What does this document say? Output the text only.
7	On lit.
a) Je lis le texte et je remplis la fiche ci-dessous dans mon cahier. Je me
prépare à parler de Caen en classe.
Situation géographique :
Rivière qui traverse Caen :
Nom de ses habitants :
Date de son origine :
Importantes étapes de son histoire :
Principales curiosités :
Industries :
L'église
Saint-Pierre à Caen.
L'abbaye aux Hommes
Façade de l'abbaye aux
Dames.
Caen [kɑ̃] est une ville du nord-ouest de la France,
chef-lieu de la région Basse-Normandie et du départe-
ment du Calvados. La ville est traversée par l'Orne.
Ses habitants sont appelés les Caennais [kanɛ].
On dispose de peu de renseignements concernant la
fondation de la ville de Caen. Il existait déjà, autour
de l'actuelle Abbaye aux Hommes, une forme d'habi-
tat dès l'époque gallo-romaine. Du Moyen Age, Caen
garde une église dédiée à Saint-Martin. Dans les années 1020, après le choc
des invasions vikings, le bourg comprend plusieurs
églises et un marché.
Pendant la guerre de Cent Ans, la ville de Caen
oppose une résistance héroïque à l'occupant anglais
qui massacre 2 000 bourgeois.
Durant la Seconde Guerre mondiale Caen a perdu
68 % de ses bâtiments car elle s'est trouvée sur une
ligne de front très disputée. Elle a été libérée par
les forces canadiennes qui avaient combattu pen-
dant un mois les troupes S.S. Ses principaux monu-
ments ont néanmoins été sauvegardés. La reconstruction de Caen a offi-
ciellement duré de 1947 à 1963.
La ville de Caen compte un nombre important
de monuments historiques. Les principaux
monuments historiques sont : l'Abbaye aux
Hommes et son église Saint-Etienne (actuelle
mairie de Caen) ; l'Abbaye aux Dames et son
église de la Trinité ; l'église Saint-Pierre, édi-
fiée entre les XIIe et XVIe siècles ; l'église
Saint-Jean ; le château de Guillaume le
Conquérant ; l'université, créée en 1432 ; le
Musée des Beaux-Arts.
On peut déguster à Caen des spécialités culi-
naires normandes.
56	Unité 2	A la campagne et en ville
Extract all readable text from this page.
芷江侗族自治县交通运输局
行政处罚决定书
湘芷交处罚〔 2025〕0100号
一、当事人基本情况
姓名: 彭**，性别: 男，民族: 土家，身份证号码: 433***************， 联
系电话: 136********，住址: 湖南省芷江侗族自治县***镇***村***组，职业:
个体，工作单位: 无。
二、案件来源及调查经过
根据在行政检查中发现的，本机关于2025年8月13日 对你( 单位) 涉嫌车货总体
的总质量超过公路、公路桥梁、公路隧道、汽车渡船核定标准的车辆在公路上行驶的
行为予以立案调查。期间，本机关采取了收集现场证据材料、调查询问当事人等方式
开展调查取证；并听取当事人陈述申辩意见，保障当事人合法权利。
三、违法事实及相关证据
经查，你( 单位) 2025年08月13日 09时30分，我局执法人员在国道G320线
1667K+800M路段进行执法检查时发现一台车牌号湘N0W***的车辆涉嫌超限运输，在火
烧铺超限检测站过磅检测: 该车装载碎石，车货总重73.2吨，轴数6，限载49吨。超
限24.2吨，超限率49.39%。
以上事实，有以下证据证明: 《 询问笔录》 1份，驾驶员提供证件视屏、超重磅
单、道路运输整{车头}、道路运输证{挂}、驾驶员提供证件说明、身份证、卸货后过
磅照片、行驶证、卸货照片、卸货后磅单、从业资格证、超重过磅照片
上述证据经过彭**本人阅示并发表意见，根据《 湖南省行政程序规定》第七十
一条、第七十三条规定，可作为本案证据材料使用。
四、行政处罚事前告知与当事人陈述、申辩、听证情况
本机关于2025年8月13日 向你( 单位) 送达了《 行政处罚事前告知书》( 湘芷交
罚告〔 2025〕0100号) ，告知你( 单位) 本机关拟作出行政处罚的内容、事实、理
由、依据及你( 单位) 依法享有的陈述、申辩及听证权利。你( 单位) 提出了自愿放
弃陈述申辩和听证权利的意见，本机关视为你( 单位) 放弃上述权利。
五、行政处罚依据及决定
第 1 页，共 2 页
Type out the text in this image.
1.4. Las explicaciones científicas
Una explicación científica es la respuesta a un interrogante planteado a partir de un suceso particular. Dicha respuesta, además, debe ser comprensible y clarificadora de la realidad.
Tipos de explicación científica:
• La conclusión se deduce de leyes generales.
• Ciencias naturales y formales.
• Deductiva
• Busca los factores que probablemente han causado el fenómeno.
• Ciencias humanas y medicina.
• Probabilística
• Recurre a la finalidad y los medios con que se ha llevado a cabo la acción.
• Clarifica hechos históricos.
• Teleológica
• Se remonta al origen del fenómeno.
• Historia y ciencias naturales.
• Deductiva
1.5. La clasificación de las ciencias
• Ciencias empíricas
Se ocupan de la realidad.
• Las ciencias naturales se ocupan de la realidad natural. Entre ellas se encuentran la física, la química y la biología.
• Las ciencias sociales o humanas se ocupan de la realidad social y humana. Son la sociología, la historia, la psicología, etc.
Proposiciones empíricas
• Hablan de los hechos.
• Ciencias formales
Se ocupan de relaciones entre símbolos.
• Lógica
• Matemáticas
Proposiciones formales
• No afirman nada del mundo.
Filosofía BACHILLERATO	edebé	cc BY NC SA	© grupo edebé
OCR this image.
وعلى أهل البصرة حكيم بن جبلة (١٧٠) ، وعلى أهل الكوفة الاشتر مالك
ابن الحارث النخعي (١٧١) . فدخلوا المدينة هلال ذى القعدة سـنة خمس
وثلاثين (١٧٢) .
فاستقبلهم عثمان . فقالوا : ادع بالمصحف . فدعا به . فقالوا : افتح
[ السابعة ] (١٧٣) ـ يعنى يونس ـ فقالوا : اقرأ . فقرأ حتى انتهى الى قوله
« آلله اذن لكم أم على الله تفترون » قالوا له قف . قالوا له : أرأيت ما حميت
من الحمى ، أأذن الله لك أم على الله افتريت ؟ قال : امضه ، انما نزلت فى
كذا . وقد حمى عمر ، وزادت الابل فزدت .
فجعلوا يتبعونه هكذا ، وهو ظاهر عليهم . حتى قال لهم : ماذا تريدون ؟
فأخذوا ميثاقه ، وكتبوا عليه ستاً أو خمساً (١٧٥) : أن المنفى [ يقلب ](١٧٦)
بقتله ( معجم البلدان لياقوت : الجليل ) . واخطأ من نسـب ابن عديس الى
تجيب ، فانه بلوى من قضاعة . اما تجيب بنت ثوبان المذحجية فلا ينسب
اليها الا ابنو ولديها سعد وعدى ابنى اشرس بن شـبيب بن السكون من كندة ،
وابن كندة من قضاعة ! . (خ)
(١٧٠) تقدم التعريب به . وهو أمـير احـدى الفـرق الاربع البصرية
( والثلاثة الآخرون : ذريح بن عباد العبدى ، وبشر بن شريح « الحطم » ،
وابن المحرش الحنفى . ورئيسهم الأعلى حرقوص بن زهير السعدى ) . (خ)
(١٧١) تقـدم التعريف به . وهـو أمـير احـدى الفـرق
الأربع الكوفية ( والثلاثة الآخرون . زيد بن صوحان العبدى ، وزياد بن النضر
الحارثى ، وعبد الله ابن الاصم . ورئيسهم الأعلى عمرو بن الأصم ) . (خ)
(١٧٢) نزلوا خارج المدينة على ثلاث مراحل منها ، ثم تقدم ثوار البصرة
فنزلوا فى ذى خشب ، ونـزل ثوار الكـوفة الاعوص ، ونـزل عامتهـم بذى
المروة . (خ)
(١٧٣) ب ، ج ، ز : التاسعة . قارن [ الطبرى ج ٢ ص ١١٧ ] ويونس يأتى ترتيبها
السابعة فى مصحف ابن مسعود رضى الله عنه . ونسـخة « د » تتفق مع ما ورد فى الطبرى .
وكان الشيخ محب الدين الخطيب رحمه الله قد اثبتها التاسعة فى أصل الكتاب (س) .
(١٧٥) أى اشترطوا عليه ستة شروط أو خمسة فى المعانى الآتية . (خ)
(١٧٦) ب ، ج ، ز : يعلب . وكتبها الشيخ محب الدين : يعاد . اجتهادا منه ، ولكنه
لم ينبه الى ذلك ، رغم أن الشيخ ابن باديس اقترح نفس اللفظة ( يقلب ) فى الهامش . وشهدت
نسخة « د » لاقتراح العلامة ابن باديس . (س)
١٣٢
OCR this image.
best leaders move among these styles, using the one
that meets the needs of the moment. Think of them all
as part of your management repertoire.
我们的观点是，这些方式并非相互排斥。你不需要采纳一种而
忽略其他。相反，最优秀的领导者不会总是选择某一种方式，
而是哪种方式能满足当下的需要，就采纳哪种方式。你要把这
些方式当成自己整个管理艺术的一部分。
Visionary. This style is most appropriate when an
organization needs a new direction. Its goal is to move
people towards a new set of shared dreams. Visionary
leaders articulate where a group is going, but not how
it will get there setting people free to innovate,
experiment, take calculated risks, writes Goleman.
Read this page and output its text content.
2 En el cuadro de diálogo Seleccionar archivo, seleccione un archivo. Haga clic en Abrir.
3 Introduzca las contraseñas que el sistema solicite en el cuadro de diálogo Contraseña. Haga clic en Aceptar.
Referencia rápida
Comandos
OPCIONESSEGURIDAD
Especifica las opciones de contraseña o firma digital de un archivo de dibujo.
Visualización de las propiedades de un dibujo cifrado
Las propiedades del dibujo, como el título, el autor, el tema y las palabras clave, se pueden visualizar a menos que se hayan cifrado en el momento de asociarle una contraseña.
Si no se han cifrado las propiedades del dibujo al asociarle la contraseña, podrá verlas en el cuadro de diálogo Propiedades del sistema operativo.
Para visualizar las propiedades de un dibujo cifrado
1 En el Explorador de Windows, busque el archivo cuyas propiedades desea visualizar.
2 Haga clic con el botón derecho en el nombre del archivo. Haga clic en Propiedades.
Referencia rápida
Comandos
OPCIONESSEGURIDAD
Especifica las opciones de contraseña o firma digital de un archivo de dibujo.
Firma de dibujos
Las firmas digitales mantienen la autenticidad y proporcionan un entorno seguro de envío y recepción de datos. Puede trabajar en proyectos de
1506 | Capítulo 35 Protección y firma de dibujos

++++++

**GIVEN INSTRUCTION**.
In the records, locate each line holding the string "dibujos" and copy it.

**RESULT OF THIS EXERCISE**.
Firma de dibujos
1506 | Capítulo 35 Protección y firma de dibujos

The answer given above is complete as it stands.